*OBJECTIVE*.
Set down each line of the material that follows, exactly, with no pictures.

Saved data entries:
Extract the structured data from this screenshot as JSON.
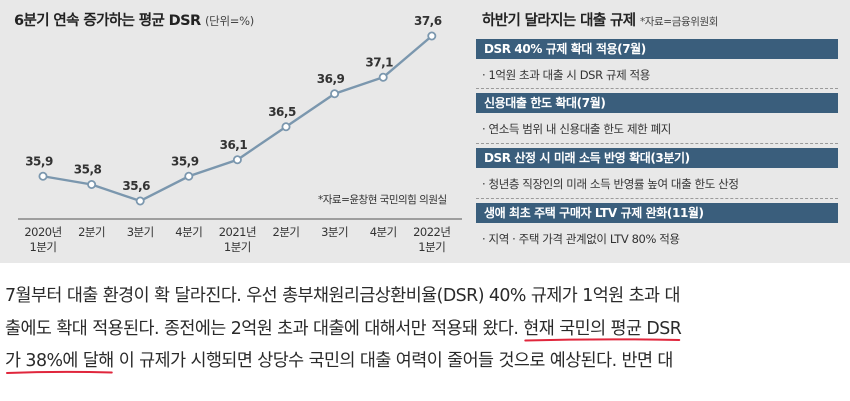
{
  "chart_title": "6분기 연속 증가하는 평균 DSR",
  "chart_unit": "(단위=%)",
  "chart_source": "*자료=윤창현 국민의힘 의원실",
  "chart_data": {
    "type": "line",
    "title": "6분기 연속 증가하는 평균 DSR",
    "unit": "%",
    "categories": [
      "2020년 1분기",
      "2분기",
      "3분기",
      "4분기",
      "2021년 1분기",
      "2분기",
      "3분기",
      "4분기",
      "2022년 1분기"
    ],
    "values": [
      35.9,
      35.8,
      35.6,
      35.9,
      36.1,
      36.5,
      36.9,
      37.1,
      37.6
    ],
    "value_labels": [
      "35,9",
      "35,8",
      "35,6",
      "35,9",
      "36,1",
      "36,5",
      "36,9",
      "37,1",
      "37,6"
    ],
    "tick_labels": [
      [
        "2020년",
        "1분기"
      ],
      [
        "2분기"
      ],
      [
        "3분기"
      ],
      [
        "4분기"
      ],
      [
        "2021년",
        "1분기"
      ],
      [
        "2분기"
      ],
      [
        "3분기"
      ],
      [
        "4분기"
      ],
      [
        "2022년",
        "1분기"
      ]
    ],
    "line_color": "#7b97ae"
  },
  "regulation": {
    "title": "하반기 달라지는 대출 규제",
    "source": "*자료=금융위원회",
    "items": [
      {
        "header": "DSR 40% 규제 확대 적용(7월)",
        "detail": "· 1억원 초과 대출 시 DSR 규제 적용"
      },
      {
        "header": "신용대출 한도 확대(7월)",
        "detail": "· 연소득 범위 내 신용대출 한도 제한 폐지"
      },
      {
        "header": "DSR 산정 시 미래 소득 반영 확대(3분기)",
        "detail": "· 청년층 직장인의 미래 소득 반영률 높여 대출 한도 산정"
      },
      {
        "header": "생애 최초 주택 구매자 LTV 규제 완화(11월)",
        "detail": "· 지역 · 주택 가격 관계없이 LTV 80% 적용"
      }
    ],
    "header_color": "#3a5e7c"
  },
  "article": {
    "line1": "7월부터 대출 환경이 확 달라진다. 우선 총부채원리금상환비율(DSR) 40% 규제가 1억원 초과 대",
    "line2_a": "출에도 확대 적용된다. 종전에는 2억원 초과 대출에 대해서만 적용돼 왔다. ",
    "line2_hl": "현재 국민의 평균 DSR",
    "line3_hl": "가 38%에 달해",
    "line3_b": " 이 규제가 시행되면 상당수 국민의 대출 여력이 줄어들 것으로 예상된다. 반면 대",
    "underline_color": "#e0263c"
  }
}
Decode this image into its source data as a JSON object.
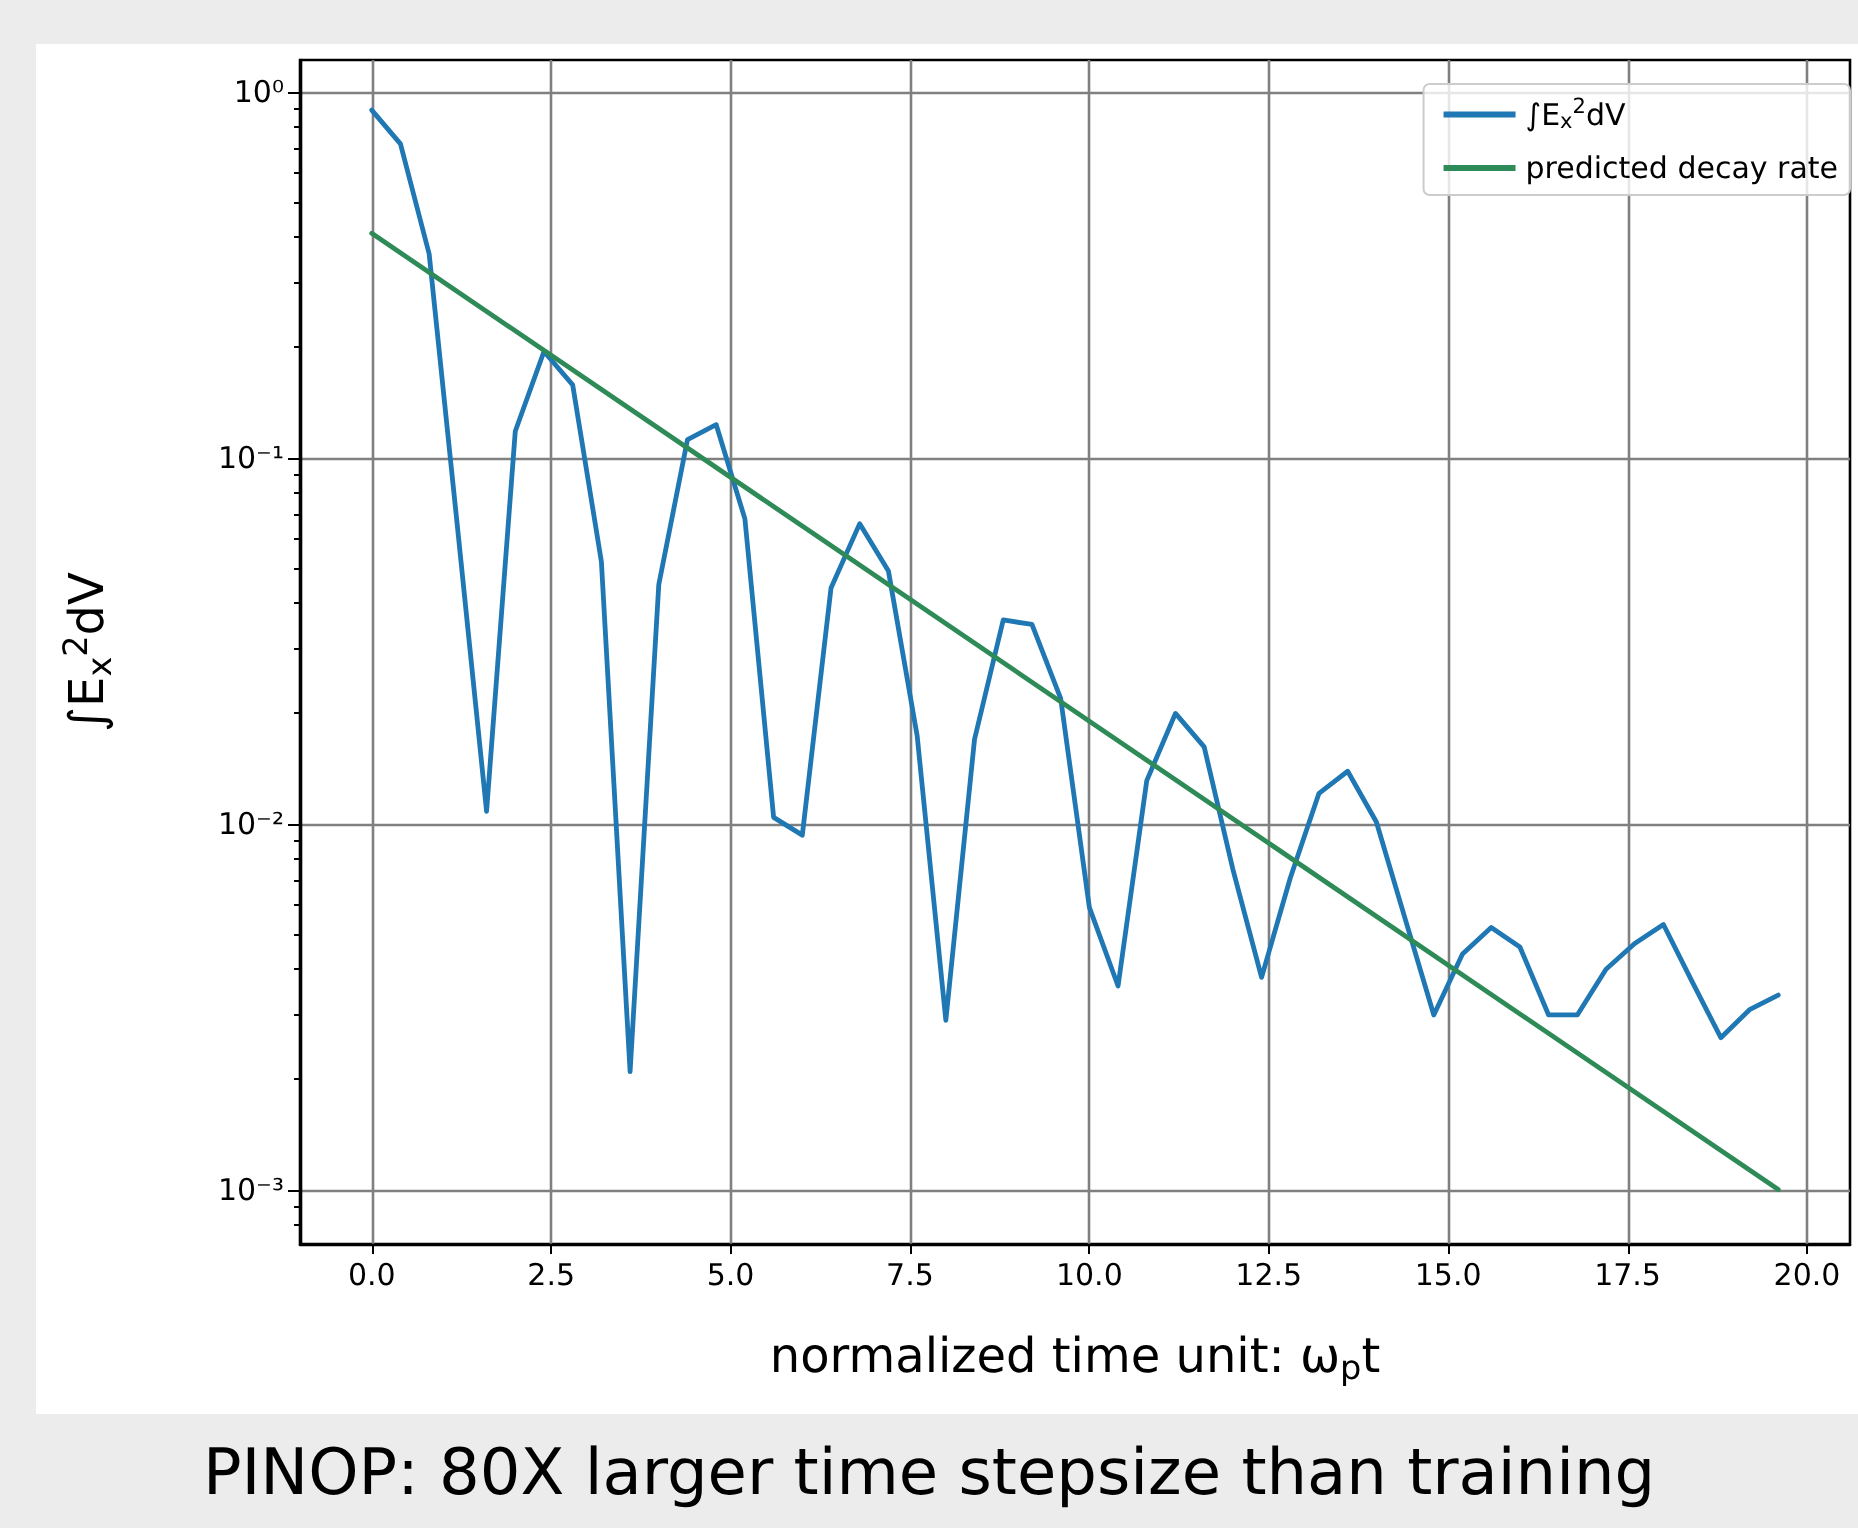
{
  "chart_data": {
    "type": "line",
    "xlabel": "normalized time unit: ω$_{p}$t",
    "ylabel": "∫E$_{x}$$^{2}$dV",
    "annotations": [
      "PINOP: 80X larger time stepsize than training"
    ],
    "x": [
      0,
      0.4,
      0.8,
      1.2,
      1.6,
      2.0,
      2.4,
      2.8,
      3.2,
      3.6,
      4.0,
      4.4,
      4.8,
      5.2,
      5.6,
      6.0,
      6.4,
      6.8,
      7.2,
      7.6,
      8.0,
      8.4,
      8.8,
      9.2,
      9.6,
      10.0,
      10.4,
      10.8,
      11.2,
      11.6,
      12.0,
      12.4,
      12.8,
      13.2,
      13.6,
      14.0,
      14.4,
      14.8,
      15.2,
      15.6,
      16.0,
      16.4,
      16.8,
      17.2,
      17.6,
      18.0,
      18.4,
      18.8,
      19.2,
      19.6
    ],
    "series": [
      {
        "name": "∫E$_{x}$$^{2}$dV",
        "color": "#1f77b4",
        "values": [
          0.89,
          0.72,
          0.36,
          0.063,
          0.0108,
          0.118,
          0.195,
          0.158,
          0.052,
          0.0021,
          0.045,
          0.112,
          0.123,
          0.068,
          0.0104,
          0.0093,
          0.044,
          0.066,
          0.049,
          0.0174,
          0.0029,
          0.017,
          0.036,
          0.035,
          0.022,
          0.0059,
          0.0036,
          0.0131,
          0.02,
          0.0162,
          0.0075,
          0.0038,
          0.0071,
          0.0121,
          0.0139,
          0.0101,
          0.0055,
          0.003,
          0.0044,
          0.0052,
          0.0046,
          0.003,
          0.003,
          0.004,
          0.0047,
          0.0053,
          0.0037,
          0.0026,
          0.0031,
          0.0034
        ]
      },
      {
        "name": "predicted decay rate",
        "color": "#2e8b57",
        "x": [
          0,
          19.6
        ],
        "values": [
          0.41,
          0.001
        ]
      }
    ],
    "xlim": [
      -1,
      20.6
    ],
    "xticks": [
      {
        "value": 0,
        "label": "0.0"
      },
      {
        "value": 2.5,
        "label": "2.5"
      },
      {
        "value": 5,
        "label": "5.0"
      },
      {
        "value": 7.5,
        "label": "7.5"
      },
      {
        "value": 10,
        "label": "10.0"
      },
      {
        "value": 12.5,
        "label": "12.5"
      },
      {
        "value": 15,
        "label": "15.0"
      },
      {
        "value": 17.5,
        "label": "17.5"
      },
      {
        "value": 20,
        "label": "20.0"
      }
    ],
    "ylim": [
      0.00071,
      1.22
    ],
    "yticks": [
      {
        "value": 0.001,
        "label": "10⁻³"
      },
      {
        "value": 0.01,
        "label": "10⁻²"
      },
      {
        "value": 0.1,
        "label": "10⁻¹"
      },
      {
        "value": 1,
        "label": "10⁰"
      }
    ],
    "log": "y",
    "grid": true,
    "legend": "top right",
    "marker": "none",
    "line_style": "solid"
  }
}
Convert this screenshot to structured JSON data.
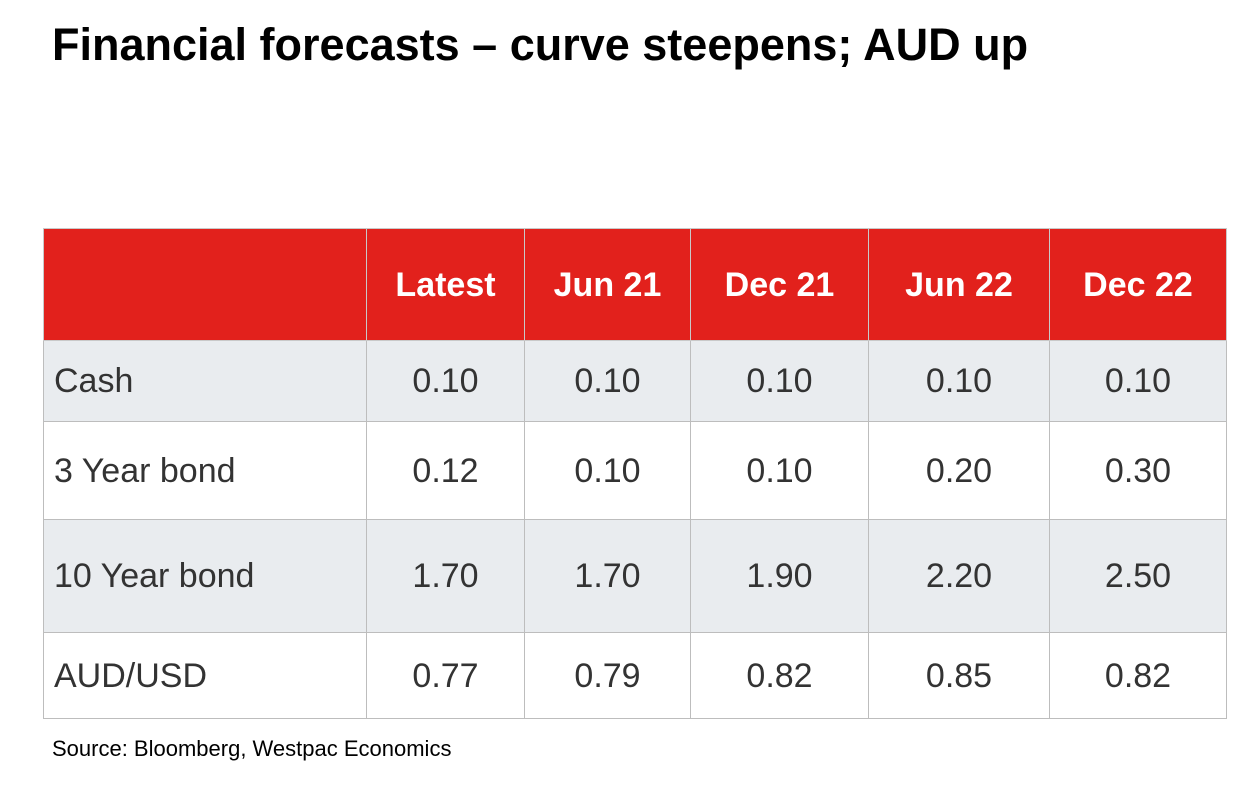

*CORRECT OUTPUT*.
Extract the structured data from this screenshot as JSON.
{
  "chart_title": "6분기 연속 증가하는 평균 DSR",
  "chart_unit": "(단위=%)",
  "chart_source": "*자료=윤창현 국민의힘 의원실",
  "chart_data": {
    "type": "line",
    "title": "6분기 연속 증가하는 평균 DSR",
    "unit": "%",
    "categories": [
      "2020년 1분기",
      "2분기",
      "3분기",
      "4분기",
      "2021년 1분기",
      "2분기",
      "3분기",
      "4분기",
      "2022년 1분기"
    ],
    "values": [
      35.9,
      35.8,
      35.6,
      35.9,
      36.1,
      36.5,
      36.9,
      37.1,
      37.6
    ],
    "value_labels": [
      "35,9",
      "35,8",
      "35,6",
      "35,9",
      "36,1",
      "36,5",
      "36,9",
      "37,1",
      "37,6"
    ],
    "tick_labels": [
      [
        "2020년",
        "1분기"
      ],
      [
        "2분기"
      ],
      [
        "3분기"
      ],
      [
        "4분기"
      ],
      [
        "2021년",
        "1분기"
      ],
      [
        "2분기"
      ],
      [
        "3분기"
      ],
      [
        "4분기"
      ],
      [
        "2022년",
        "1분기"
      ]
    ],
    "line_color": "#7b97ae"
  },
  "regulation": {
    "title": "하반기 달라지는 대출 규제",
    "source": "*자료=금융위원회",
    "items": [
      {
        "header": "DSR 40% 규제 확대 적용(7월)",
        "detail": "· 1억원 초과 대출 시 DSR 규제 적용"
      },
      {
        "header": "신용대출 한도 확대(7월)",
        "detail": "· 연소득 범위 내 신용대출 한도 제한 폐지"
      },
      {
        "header": "DSR 산정 시 미래 소득 반영 확대(3분기)",
        "detail": "· 청년층 직장인의 미래 소득 반영률 높여 대출 한도 산정"
      },
      {
        "header": "생애 최초 주택 구매자 LTV 규제 완화(11월)",
        "detail": "· 지역 · 주택 가격 관계없이 LTV 80% 적용"
      }
    ],
    "header_color": "#3a5e7c"
  },
  "article": {
    "line1": "7월부터 대출 환경이 확 달라진다. 우선 총부채원리금상환비율(DSR) 40% 규제가 1억원 초과 대",
    "line2_a": "출에도 확대 적용된다. 종전에는 2억원 초과 대출에 대해서만 적용돼 왔다. ",
    "line2_hl": "현재 국민의 평균 DSR",
    "line3_hl": "가 38%에 달해",
    "line3_b": " 이 규제가 시행되면 상당수 국민의 대출 여력이 줄어들 것으로 예상된다. 반면 대",
    "underline_color": "#e0263c"
  }
}
Decode this image into its source data as a JSON object.
{
  "chart_data": {
    "type": "line",
    "xlabel": "normalized time unit: ω$_{p}$t",
    "ylabel": "∫E$_{x}$$^{2}$dV",
    "annotations": [
      "PINOP: 80X larger time stepsize than training"
    ],
    "x": [
      0,
      0.4,
      0.8,
      1.2,
      1.6,
      2.0,
      2.4,
      2.8,
      3.2,
      3.6,
      4.0,
      4.4,
      4.8,
      5.2,
      5.6,
      6.0,
      6.4,
      6.8,
      7.2,
      7.6,
      8.0,
      8.4,
      8.8,
      9.2,
      9.6,
      10.0,
      10.4,
      10.8,
      11.2,
      11.6,
      12.0,
      12.4,
      12.8,
      13.2,
      13.6,
      14.0,
      14.4,
      14.8,
      15.2,
      15.6,
      16.0,
      16.4,
      16.8,
      17.2,
      17.6,
      18.0,
      18.4,
      18.8,
      19.2,
      19.6
    ],
    "series": [
      {
        "name": "∫E$_{x}$$^{2}$dV",
        "color": "#1f77b4",
        "values": [
          0.89,
          0.72,
          0.36,
          0.063,
          0.0108,
          0.118,
          0.195,
          0.158,
          0.052,
          0.0021,
          0.045,
          0.112,
          0.123,
          0.068,
          0.0104,
          0.0093,
          0.044,
          0.066,
          0.049,
          0.0174,
          0.0029,
          0.017,
          0.036,
          0.035,
          0.022,
          0.0059,
          0.0036,
          0.0131,
          0.02,
          0.0162,
          0.0075,
          0.0038,
          0.0071,
          0.0121,
          0.0139,
          0.0101,
          0.0055,
          0.003,
          0.0044,
          0.0052,
          0.0046,
          0.003,
          0.003,
          0.004,
          0.0047,
          0.0053,
          0.0037,
          0.0026,
          0.0031,
          0.0034
        ]
      },
      {
        "name": "predicted decay rate",
        "color": "#2e8b57",
        "x": [
          0,
          19.6
        ],
        "values": [
          0.41,
          0.001
        ]
      }
    ],
    "xlim": [
      -1,
      20.6
    ],
    "xticks": [
      {
        "value": 0,
        "label": "0.0"
      },
      {
        "value": 2.5,
        "label": "2.5"
      },
      {
        "value": 5,
        "label": "5.0"
      },
      {
        "value": 7.5,
        "label": "7.5"
      },
      {
        "value": 10,
        "label": "10.0"
      },
      {
        "value": 12.5,
        "label": "12.5"
      },
      {
        "value": 15,
        "label": "15.0"
      },
      {
        "value": 17.5,
        "label": "17.5"
      },
      {
        "value": 20,
        "label": "20.0"
      }
    ],
    "ylim": [
      0.00071,
      1.22
    ],
    "yticks": [
      {
        "value": 0.001,
        "label": "10⁻³"
      },
      {
        "value": 0.01,
        "label": "10⁻²"
      },
      {
        "value": 0.1,
        "label": "10⁻¹"
      },
      {
        "value": 1,
        "label": "10⁰"
      }
    ],
    "log": "y",
    "grid": true,
    "legend": "top right",
    "marker": "none",
    "line_style": "solid"
  }
}
Convert this screenshot to structured JSON data.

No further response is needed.